* _Provided passage_
## Begin
Metamath Proof Explorer

Theorem om2

Description: Two ways to double an ordinal. (Contributed by RP, 3-Jan-2025)

Ref Expression
Assertion om2 
|- ( A e. On -> ( A +o A ) = ( A .o 2o ) )

Proof

Step Hyp Ref Expression
1 df-2o 
 |-  2o = suc 1o
2 1 oveq2i 
 |-  ( A .o 2o ) = ( A .o suc 1o )
3 1on 
 |-  1o e. On
4 omsuc 
 |-  ( ( A e. On /\ 1o e. On ) -> ( A .o suc 1o ) = ( ( A .o 1o ) +o A ) )
## End
Rows from a layout dataset
## Begin
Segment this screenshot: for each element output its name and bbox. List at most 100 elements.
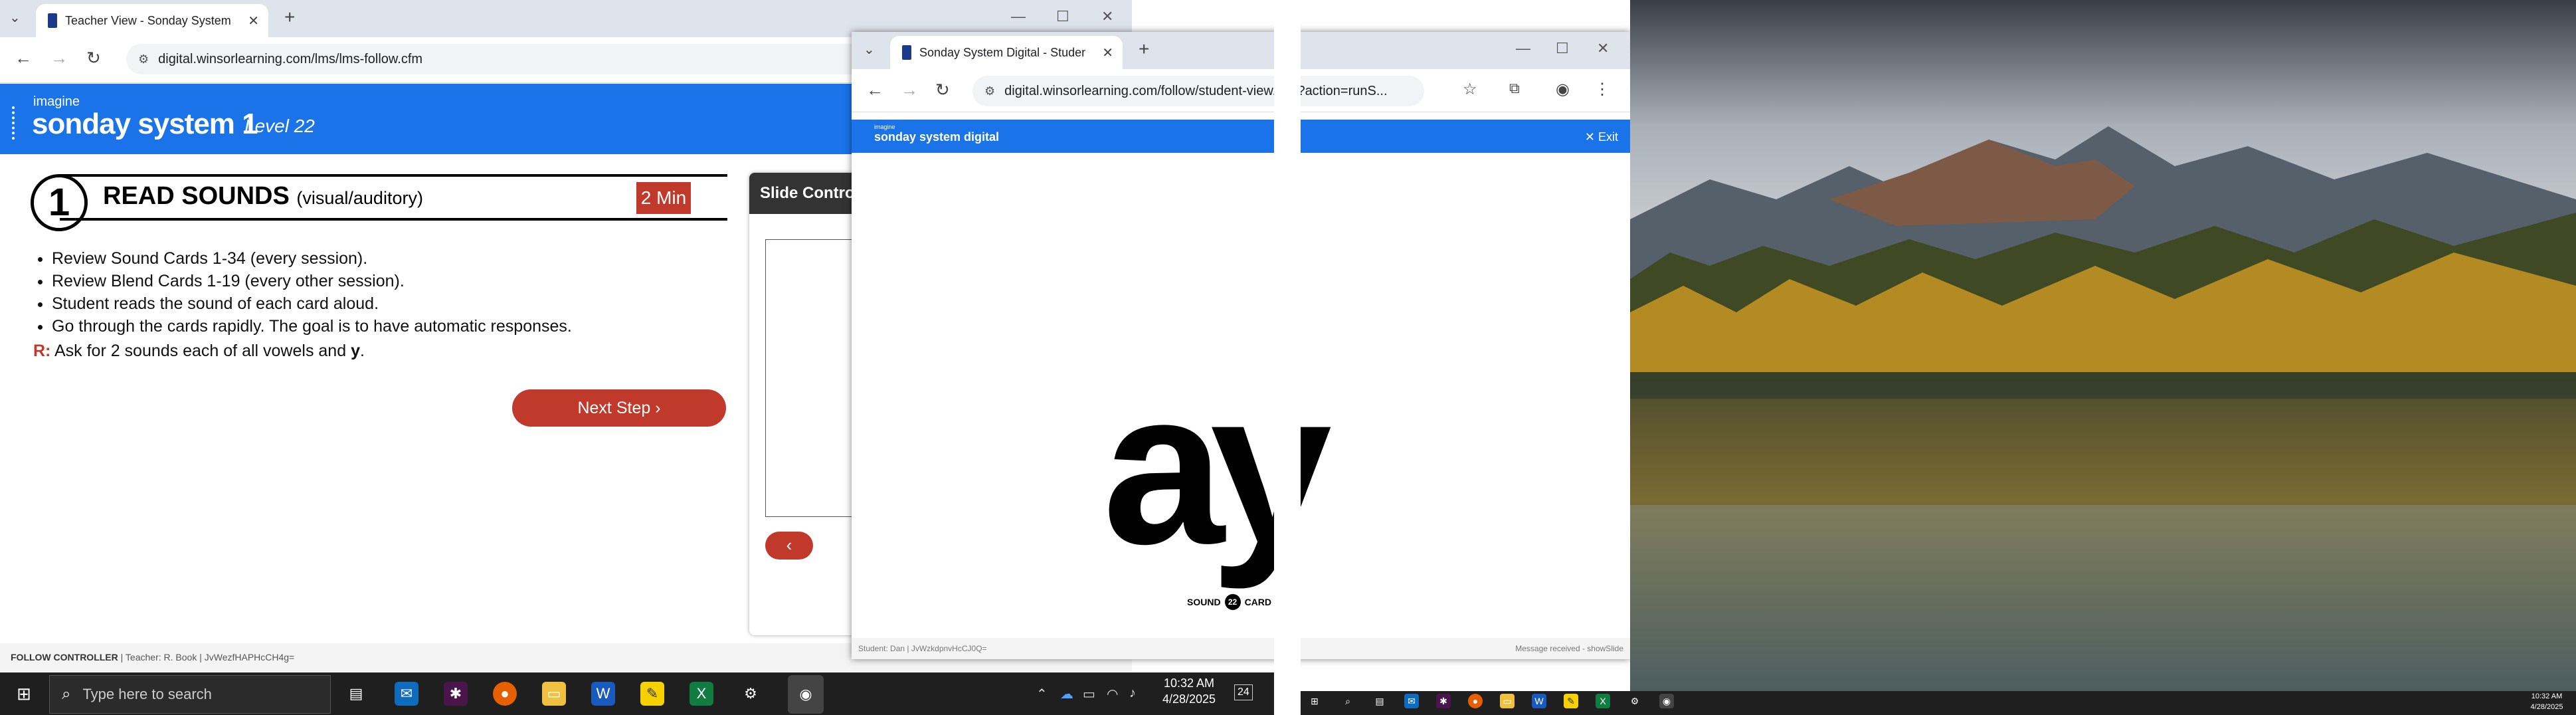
notification-count[interactable]: 24 [1234,684,1253,700]
menu-icon[interactable]: ⋮ [1594,80,1610,99]
extensions-icon[interactable]: ⧉ [1509,80,1520,97]
exit-button[interactable]: ✕ Exit [1585,130,1618,144]
student-footer: Student: Dan | JvWzkdpnvHcCJ0Q= Message … [852,638,1630,659]
sticky-notes-icon[interactable]: ✎ [1564,694,1578,708]
start-windows-icon[interactable]: ⊞ [12,682,36,706]
r-text: Ask for 2 sounds each of all vowels and [54,342,351,360]
maximize-icon[interactable]: ☐ [1556,40,1569,57]
taskbar-clock-secondary[interactable]: 10:32 AM 4/28/2025 [2522,691,2572,712]
tab-title: Teacher View - Sonday System [65,13,231,27]
step-divider-bottom [60,218,727,221]
search-icon: ⌕ [62,685,71,703]
r-end: . [359,342,365,360]
sound-card-number: 22 [1224,594,1241,610]
volume-icon[interactable]: ♪ [1129,686,1136,701]
word-icon[interactable]: W [591,682,615,706]
chrome-icon[interactable]: ◉ [1659,694,1674,708]
network-icon[interactable]: ▭ [1083,686,1095,702]
excel-icon[interactable]: X [690,682,713,706]
profile-icon[interactable]: ◉ [1556,80,1570,99]
new-tab-icon[interactable]: + [284,7,295,28]
clock-time: 10:32 AM [2531,692,2563,700]
screen-gap [1274,0,1301,715]
clock-date: 4/28/2025 [2530,703,2563,711]
brand-imagine: imagine [874,124,895,130]
duration-badge: 2 Min [636,182,691,214]
tab-teacher-view[interactable]: Teacher View - Sonday System ✕ [36,4,268,37]
outlook-icon[interactable]: ✉ [395,682,418,706]
student-browser-window: ⌄ Sonday System Digital - Student ✕ + — … [852,32,1630,659]
forward-icon[interactable]: → [901,80,918,100]
next-step-button[interactable]: Next Step › [512,389,726,427]
slack-icon[interactable]: ✱ [444,682,468,706]
url-text: digital.winsorlearning.com/lms/lms-follo… [158,51,423,66]
outlook-icon[interactable]: ✉ [1404,694,1419,708]
tab-search-icon[interactable]: ⌄ [864,41,875,58]
file-explorer-icon[interactable]: ▭ [1500,694,1515,708]
lake-reflection [1630,505,2576,691]
reload-icon[interactable]: ↻ [86,48,101,68]
r-label: R: [33,342,51,360]
forward-icon[interactable]: → [50,48,68,68]
word-icon[interactable]: W [1532,694,1546,708]
close-tab-icon[interactable]: ✕ [248,13,259,29]
brand-logo: sonday system 1 [32,108,258,140]
list-item: Review Blend Cards 1-19 (every other ses… [52,270,572,292]
footer-detail: | Teacher: R. Book | JvWezfHAPHcCH4g= [118,652,295,663]
sound-card-label: SOUND 22 CARD [1187,594,1271,610]
wifi-icon[interactable]: ◠ [1107,686,1118,702]
r-note: R: Ask for 2 sounds each of all vowels a… [33,342,365,361]
minimize-icon[interactable]: — [1516,40,1530,57]
excel-icon[interactable]: X [1596,694,1610,708]
slack-icon[interactable]: ✱ [1436,694,1451,708]
clock-date: 4/28/2025 [1162,692,1216,706]
brand-swirl-icon [12,106,29,140]
tab-student-view[interactable]: Sonday System Digital - Student ✕ [890,36,1123,69]
onedrive-icon[interactable]: ☁ [1060,686,1073,702]
student-toolbar: ← → ↻ ⚙ digital.winsorlearning.com/follo… [852,69,1630,112]
settings-gear-icon[interactable]: ⚙ [739,682,763,706]
desktop-wallpaper [1630,0,2576,691]
shoreline [1630,372,2576,399]
back-icon[interactable]: ← [866,80,883,100]
r-emphasis: y [351,342,360,360]
tray-overflow-icon[interactable]: ⌃ [1036,686,1048,702]
minimize-icon[interactable]: — [1011,8,1026,25]
close-tab-icon[interactable]: ✕ [1102,45,1113,61]
tab-search-icon[interactable]: ⌄ [9,9,21,26]
previous-slide-button[interactable]: ‹ [765,532,813,560]
address-bar[interactable]: ⚙ digital.winsorlearning.com/lms/lms-fol… [126,44,923,74]
url-text: digital.winsorlearning.com/follow/studen… [1004,83,1388,98]
new-tab-icon[interactable]: + [1139,39,1149,60]
maximize-icon[interactable]: ☐ [1056,8,1069,25]
start-windows-icon[interactable]: ⊞ [1307,694,1322,708]
file-explorer-icon[interactable]: ▭ [542,682,566,706]
step-subtitle: (visual/auditory) [296,188,423,208]
address-bar[interactable]: ⚙ digital.winsorlearning.com/follow/stud… [972,76,1424,106]
firefox-icon[interactable]: ● [1468,694,1483,708]
sound-card-post: CARD [1244,597,1272,607]
taskbar-secondary [1301,691,2576,715]
tab-title: Sonday System Digital - Student [919,45,1085,59]
back-icon[interactable]: ← [15,48,32,68]
search-icon[interactable]: ⌕ [1340,694,1355,708]
close-window-icon[interactable]: ✕ [1101,8,1113,25]
list-item: Student reads the sound of each card alo… [52,292,572,315]
bookmark-star-icon[interactable]: ☆ [1463,80,1477,99]
clock-time: 10:32 AM [1163,676,1215,690]
taskbar-search-input[interactable]: ⌕ Type here to search [49,675,331,714]
chrome-icon[interactable]: ◉ [788,675,824,714]
step-divider-top [60,174,727,177]
site-info-icon[interactable]: ⚙ [984,84,995,98]
step-title-main: READ SOUNDS [103,182,290,210]
taskbar-clock[interactable]: 10:32 AM 4/28/2025 [1149,675,1229,707]
firefox-icon[interactable]: ● [493,682,517,706]
task-view-icon[interactable]: ▤ [344,682,368,706]
settings-gear-icon[interactable]: ⚙ [1627,694,1642,708]
reload-icon[interactable]: ↻ [935,80,950,100]
brand-logo: sonday system digital [874,130,1000,144]
sticky-notes-icon[interactable]: ✎ [640,682,664,706]
site-info-icon[interactable]: ⚙ [138,52,149,66]
close-window-icon[interactable]: ✕ [1597,40,1609,57]
task-view-icon[interactable]: ▤ [1372,694,1387,708]
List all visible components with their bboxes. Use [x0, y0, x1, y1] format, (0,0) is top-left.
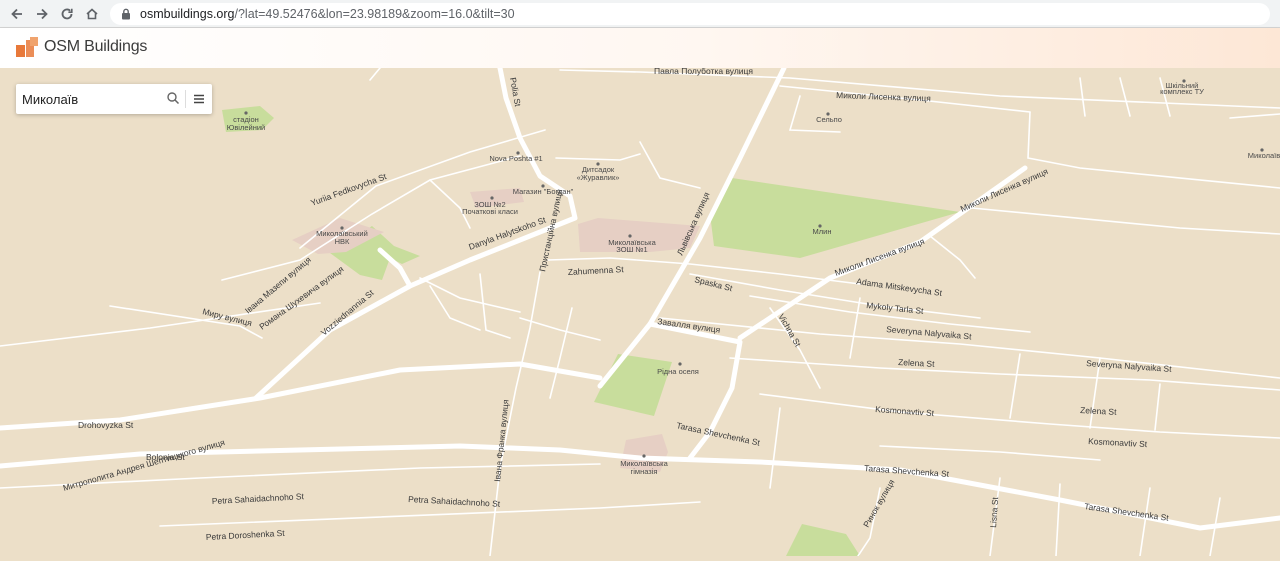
- map-svg[interactable]: Drohovyzka St Митрополита Андрея Шептиць…: [0, 65, 1280, 557]
- poi-gymnasium-line2: гімназія: [631, 467, 658, 476]
- label-bolonia: Bolonia St: [146, 452, 185, 462]
- app-header: OSM Buildings: [0, 28, 1280, 68]
- poi-ridna-oselia: Рідна оселя: [657, 367, 699, 376]
- logo[interactable]: OSM Buildings: [16, 37, 147, 57]
- url-host: osmbuildings.org: [140, 7, 235, 21]
- search-input[interactable]: [22, 89, 166, 109]
- poi-school2-icon: [490, 196, 494, 200]
- poi-selpo-icon: [826, 112, 830, 116]
- search-icon[interactable]: [166, 91, 182, 107]
- poi-mykolaiv-edge: Миколаїв: [1248, 151, 1280, 160]
- poi-edge-icon: [1260, 148, 1264, 152]
- url-text: osmbuildings.org/?lat=49.52476&lon=23.98…: [140, 7, 515, 21]
- poi-school1-line2: ЗОШ №1: [616, 245, 647, 254]
- poi-shop: Магазин "Богдан": [513, 187, 574, 196]
- poi-school1-icon: [628, 234, 632, 238]
- poi-stadium-icon: [244, 111, 248, 115]
- poi-shop-icon: [541, 184, 545, 188]
- poi-nvk-line2: НВК: [335, 237, 350, 246]
- reload-icon[interactable]: [57, 4, 77, 24]
- poi-kindergarten-line2: «Журавлик»: [577, 173, 620, 182]
- arrow-right-icon[interactable]: [32, 4, 52, 24]
- poi-gymnasium-icon: [642, 454, 646, 458]
- poi-nvk-icon: [340, 226, 344, 230]
- poi-school2-line2: Початкові класи: [462, 207, 518, 216]
- poi-complex-line2: комплекс ТУ: [1160, 87, 1204, 96]
- poi-kindergarten-icon: [596, 162, 600, 166]
- lock-icon[interactable]: [118, 6, 134, 22]
- label-drohovyzka: Drohovyzka St: [78, 420, 134, 430]
- browser-toolbar: osmbuildings.org/?lat=49.52476&lon=23.98…: [0, 0, 1280, 28]
- poi-mlyn: Млин: [813, 227, 832, 236]
- url-path: /?lat=49.52476&lon=23.98189&zoom=16.0&ti…: [234, 7, 515, 21]
- map-canvas[interactable]: Drohovyzka St Митрополита Андрея Шептиць…: [0, 65, 1280, 557]
- label-zelena-2: Zelena St: [1080, 405, 1117, 417]
- poi-nova-poshta: Nova Poshta #1: [489, 154, 542, 163]
- map-land: [0, 68, 1280, 556]
- poi-complex-icon: [1182, 79, 1186, 83]
- poi-ridna-oselia-icon: [678, 362, 682, 366]
- search-divider: [185, 90, 186, 108]
- poi-stadium-line2: Ювілейний: [227, 123, 266, 132]
- poi-nova-poshta-icon: [516, 151, 520, 155]
- address-bar[interactable]: osmbuildings.org/?lat=49.52476&lon=23.98…: [110, 3, 1270, 25]
- label-zelena-1: Zelena St: [898, 357, 935, 369]
- osm-buildings-logo-icon: [16, 37, 38, 57]
- search-panel: [16, 84, 212, 114]
- poi-mlyn-icon: [818, 224, 822, 228]
- home-icon[interactable]: [82, 4, 102, 24]
- poi-selpo: Сельпо: [816, 115, 842, 124]
- arrow-left-icon[interactable]: [7, 4, 27, 24]
- logo-text: OSM Buildings: [44, 38, 148, 55]
- menu-icon[interactable]: [192, 92, 206, 106]
- label-polubotka: Павла Полуботка вулиця: [654, 68, 753, 76]
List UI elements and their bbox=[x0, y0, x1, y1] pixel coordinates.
## End
* _Exercise instructions_
- A) Copy the part of the om2 proof page starting at "Theorem om2" and ending at "A ) = ( A .o 2o ) )".
- B) Continue the Metamath proof of om2 from its last step shown.

* _Answers for this exercise_
- A)
Theorem om2

Description: Two ways to double an ordinal. (Contributed by RP, 3-Jan-2025)

Ref Expression
Assertion om2 
|- ( A e. On -> ( A +o A ) = ( A .o 2o ) )

- B)
5 3 4 mpan2 
 |-  ( A e. On -> ( A .o suc 1o ) = ( ( A .o 1o ) +o A ) )
6 om1 
 |-  ( A e. On -> ( A .o 1o ) = A )
7 6 oveq1d 
 |-  ( A e. On -> ( ( A .o 1o ) +o A ) = ( A +o A ) )
8 5 7 eqtrd 
 |-  ( A e. On -> ( A .o suc 1o ) = ( A +o A ) )
9 2 8 eqtr2id 
 |-  ( A e. On -> ( A +o A ) = ( A .o 2o ) )